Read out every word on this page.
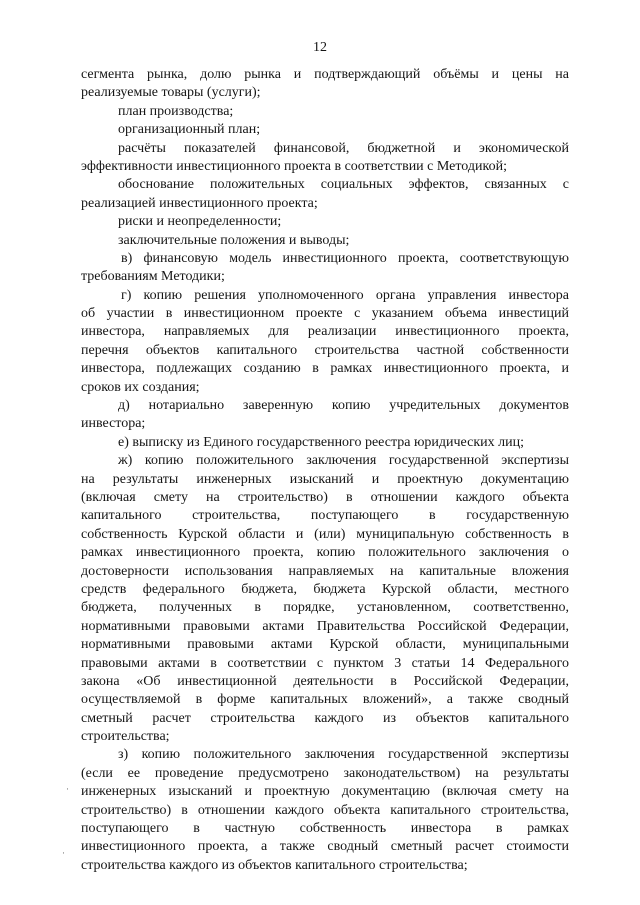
12
сегмента рынка, долю рынка и подтверждающий объёмы и цены на
реализуемые товары (услуги);
план производства;
организационный план;
расчёты показателей финансовой, бюджетной и экономической
эффективности инвестиционного проекта в соответствии с Методикой;
обоснование положительных социальных эффектов, связанных с
реализацией инвестиционного проекта;
риски и неопределенности;
заключительные положения и выводы;
в) финансовую модель инвестиционного проекта, соответствующую
требованиям Методики;
г) копию решения уполномоченного органа управления инвестора
об участии в инвестиционном проекте с указанием объема инвестиций
инвестора, направляемых для реализации инвестиционного проекта,
перечня объектов капитального строительства частной собственности
инвестора, подлежащих созданию в рамках инвестиционного проекта, и
сроков их создания;
д) нотариально заверенную копию учредительных документов
инвестора;
е) выписку из Единого государственного реестра юридических лиц;
ж) копию положительного заключения государственной экспертизы
на результаты инженерных изысканий и проектную документацию
(включая смету на строительство) в отношении каждого объекта
капитального строительства, поступающего в государственную
собственность Курской области и (или) муниципальную собственность в
рамках инвестиционного проекта, копию положительного заключения о
достоверности использования направляемых на капитальные вложения
средств федерального бюджета, бюджета Курской области, местного
бюджета, полученных в порядке, установленном, соответственно,
нормативными правовыми актами Правительства Российской Федерации,
нормативными правовыми актами Курской области, муниципальными
правовыми актами в соответствии с пунктом 3 статьи 14 Федерального
закона «Об инвестиционной деятельности в Российской Федерации,
осуществляемой в форме капитальных вложений», а также сводный
сметный расчет строительства каждого из объектов капитального
строительства;
з) копию положительного заключения государственной экспертизы
(если ее проведение предусмотрено законодательством) на результаты
инженерных изысканий и проектную документацию (включая смету на
строительство) в отношении каждого объекта капитального строительства,
поступающего в частную собственность инвестора в рамках
инвестиционного проекта, а также сводный сметный расчет стоимости
строительства каждого из объектов капитального строительства;
·
·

What to work on:
Look through the entries above and report each line where the string "рамках" occurs.

Result:
инвестора, подлежащих созданию в рамках инвестиционного проекта, и
рамках инвестиционного проекта, копию положительного заключения о
поступающего в частную собственность инвестора в рамках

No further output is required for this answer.